__What to produce__:
Tally the lines that contain the string "gmail" and give the number by itself.

------ Record set

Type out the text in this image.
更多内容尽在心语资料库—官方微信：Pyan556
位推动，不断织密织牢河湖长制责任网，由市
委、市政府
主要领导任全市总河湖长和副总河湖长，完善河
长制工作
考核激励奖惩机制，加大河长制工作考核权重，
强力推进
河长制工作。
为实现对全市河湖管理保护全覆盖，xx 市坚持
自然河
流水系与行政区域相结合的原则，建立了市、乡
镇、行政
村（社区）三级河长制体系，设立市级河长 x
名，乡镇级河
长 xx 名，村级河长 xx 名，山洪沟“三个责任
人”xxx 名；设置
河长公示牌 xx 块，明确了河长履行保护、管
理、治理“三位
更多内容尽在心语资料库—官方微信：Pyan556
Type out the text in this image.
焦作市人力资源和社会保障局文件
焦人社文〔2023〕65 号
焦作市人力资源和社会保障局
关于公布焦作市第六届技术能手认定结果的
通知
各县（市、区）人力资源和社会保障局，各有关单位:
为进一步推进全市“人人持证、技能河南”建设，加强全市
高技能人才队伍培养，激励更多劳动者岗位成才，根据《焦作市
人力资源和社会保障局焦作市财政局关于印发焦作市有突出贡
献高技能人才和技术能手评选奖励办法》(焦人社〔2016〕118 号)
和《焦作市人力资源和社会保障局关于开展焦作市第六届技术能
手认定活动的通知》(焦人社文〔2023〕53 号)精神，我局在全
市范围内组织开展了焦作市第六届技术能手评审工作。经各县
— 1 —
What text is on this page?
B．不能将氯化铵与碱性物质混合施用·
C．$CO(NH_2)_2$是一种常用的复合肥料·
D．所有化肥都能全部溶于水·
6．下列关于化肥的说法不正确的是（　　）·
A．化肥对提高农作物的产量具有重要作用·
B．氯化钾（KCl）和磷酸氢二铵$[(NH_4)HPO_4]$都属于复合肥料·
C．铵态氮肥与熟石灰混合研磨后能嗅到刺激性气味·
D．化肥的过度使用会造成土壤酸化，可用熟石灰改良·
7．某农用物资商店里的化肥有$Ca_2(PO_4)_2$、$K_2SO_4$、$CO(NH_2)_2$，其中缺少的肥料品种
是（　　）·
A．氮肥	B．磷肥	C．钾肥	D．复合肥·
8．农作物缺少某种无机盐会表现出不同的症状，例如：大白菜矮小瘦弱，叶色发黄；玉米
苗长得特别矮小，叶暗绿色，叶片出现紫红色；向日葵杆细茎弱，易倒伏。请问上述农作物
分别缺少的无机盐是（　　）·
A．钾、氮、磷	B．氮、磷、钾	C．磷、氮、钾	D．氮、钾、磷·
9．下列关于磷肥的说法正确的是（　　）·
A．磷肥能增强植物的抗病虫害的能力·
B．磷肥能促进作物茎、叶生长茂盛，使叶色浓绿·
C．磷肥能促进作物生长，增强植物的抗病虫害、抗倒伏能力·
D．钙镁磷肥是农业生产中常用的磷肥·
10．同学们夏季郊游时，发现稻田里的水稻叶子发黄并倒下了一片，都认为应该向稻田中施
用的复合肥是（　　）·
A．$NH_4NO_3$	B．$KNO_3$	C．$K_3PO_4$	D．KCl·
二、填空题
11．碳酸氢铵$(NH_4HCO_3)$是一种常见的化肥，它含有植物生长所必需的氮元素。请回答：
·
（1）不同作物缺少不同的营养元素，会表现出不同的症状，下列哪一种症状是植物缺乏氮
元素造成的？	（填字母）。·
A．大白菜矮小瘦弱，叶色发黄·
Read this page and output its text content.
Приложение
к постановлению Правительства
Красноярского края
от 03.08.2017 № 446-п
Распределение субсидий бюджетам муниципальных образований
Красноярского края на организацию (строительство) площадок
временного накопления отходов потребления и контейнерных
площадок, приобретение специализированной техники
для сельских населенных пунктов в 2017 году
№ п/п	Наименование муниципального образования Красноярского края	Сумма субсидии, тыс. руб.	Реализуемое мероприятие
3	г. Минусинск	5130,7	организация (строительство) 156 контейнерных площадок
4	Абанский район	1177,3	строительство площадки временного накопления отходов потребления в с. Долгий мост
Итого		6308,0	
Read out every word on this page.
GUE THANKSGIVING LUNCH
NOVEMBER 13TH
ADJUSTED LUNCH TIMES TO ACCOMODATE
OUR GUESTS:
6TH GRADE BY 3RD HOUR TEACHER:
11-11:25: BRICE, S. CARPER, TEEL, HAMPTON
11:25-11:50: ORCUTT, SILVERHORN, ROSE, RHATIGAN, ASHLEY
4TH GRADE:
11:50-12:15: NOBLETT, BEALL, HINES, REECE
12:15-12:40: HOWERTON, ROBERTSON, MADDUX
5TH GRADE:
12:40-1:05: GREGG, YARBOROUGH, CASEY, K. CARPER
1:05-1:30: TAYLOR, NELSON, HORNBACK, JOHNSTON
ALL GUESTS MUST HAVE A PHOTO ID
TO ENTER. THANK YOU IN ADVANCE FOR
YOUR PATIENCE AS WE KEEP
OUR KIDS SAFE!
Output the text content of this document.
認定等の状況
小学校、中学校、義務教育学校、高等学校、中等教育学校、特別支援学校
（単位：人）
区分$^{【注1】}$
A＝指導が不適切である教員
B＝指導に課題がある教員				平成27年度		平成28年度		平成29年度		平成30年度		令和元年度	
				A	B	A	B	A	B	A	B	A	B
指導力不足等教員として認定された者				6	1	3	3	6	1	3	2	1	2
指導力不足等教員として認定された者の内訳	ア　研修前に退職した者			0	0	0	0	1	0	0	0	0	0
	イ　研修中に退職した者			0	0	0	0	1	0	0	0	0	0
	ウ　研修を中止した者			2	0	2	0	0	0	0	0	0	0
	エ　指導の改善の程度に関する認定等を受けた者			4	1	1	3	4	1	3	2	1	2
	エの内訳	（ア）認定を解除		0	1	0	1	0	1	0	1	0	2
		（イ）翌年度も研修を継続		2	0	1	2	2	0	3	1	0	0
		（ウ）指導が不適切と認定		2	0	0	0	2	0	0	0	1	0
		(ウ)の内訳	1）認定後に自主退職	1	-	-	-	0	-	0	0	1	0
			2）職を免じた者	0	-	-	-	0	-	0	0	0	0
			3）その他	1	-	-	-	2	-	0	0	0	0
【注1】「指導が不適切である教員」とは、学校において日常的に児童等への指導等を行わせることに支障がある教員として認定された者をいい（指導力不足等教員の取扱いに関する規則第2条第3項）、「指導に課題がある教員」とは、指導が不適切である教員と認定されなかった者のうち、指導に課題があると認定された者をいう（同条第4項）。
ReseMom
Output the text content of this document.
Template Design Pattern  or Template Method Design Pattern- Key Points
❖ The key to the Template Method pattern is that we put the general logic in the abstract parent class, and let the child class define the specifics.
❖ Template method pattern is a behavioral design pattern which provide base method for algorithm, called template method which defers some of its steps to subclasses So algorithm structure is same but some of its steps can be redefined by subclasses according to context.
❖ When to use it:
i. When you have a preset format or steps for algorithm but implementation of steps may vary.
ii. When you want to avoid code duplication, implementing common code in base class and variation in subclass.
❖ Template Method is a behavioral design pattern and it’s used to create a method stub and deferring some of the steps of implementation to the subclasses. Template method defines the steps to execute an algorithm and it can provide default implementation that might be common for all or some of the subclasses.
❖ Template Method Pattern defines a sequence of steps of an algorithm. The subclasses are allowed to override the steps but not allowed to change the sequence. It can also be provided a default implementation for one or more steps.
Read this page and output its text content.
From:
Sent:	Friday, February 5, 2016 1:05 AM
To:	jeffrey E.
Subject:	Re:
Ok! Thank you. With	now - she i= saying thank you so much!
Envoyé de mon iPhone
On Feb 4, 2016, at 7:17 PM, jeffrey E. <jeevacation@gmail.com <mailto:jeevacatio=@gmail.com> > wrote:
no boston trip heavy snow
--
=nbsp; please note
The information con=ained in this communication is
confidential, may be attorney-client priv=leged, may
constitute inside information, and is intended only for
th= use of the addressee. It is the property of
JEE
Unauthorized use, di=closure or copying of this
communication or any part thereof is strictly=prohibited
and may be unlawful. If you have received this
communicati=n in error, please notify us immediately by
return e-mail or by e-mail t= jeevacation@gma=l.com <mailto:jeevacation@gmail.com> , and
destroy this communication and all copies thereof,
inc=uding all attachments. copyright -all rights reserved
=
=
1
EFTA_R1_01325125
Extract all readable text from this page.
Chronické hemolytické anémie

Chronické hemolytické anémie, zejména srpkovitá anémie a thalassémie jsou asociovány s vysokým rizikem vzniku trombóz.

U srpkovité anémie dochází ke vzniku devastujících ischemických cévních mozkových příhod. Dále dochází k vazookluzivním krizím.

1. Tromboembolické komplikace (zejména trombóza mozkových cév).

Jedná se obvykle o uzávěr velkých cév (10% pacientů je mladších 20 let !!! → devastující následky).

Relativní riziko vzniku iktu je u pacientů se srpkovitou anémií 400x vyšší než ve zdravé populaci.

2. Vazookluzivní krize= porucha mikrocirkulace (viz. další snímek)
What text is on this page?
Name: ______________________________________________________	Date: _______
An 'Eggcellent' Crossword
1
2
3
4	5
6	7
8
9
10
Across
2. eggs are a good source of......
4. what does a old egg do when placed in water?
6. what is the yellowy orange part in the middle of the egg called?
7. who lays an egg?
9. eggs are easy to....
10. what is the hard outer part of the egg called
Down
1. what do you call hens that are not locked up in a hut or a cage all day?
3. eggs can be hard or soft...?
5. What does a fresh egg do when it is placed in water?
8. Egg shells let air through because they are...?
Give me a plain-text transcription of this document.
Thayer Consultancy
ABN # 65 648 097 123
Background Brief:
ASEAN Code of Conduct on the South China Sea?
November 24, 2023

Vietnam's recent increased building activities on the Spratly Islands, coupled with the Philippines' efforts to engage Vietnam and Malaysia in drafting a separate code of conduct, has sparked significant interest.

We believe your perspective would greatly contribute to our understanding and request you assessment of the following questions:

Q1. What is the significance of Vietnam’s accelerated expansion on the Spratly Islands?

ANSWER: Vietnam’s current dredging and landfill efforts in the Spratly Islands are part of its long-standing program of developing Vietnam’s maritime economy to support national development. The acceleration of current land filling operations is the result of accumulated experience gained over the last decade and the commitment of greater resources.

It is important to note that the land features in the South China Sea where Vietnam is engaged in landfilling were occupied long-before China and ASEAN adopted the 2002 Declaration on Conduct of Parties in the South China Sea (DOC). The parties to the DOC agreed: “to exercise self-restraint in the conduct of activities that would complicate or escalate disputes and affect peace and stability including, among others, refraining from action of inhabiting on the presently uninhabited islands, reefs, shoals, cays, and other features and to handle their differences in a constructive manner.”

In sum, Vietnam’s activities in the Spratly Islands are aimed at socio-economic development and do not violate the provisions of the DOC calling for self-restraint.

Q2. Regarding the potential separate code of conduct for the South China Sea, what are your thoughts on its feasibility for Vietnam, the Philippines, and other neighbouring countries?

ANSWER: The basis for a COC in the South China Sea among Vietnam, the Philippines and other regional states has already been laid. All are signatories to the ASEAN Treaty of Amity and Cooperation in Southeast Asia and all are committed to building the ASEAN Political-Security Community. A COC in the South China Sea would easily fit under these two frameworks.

------------

__Written solution__:
2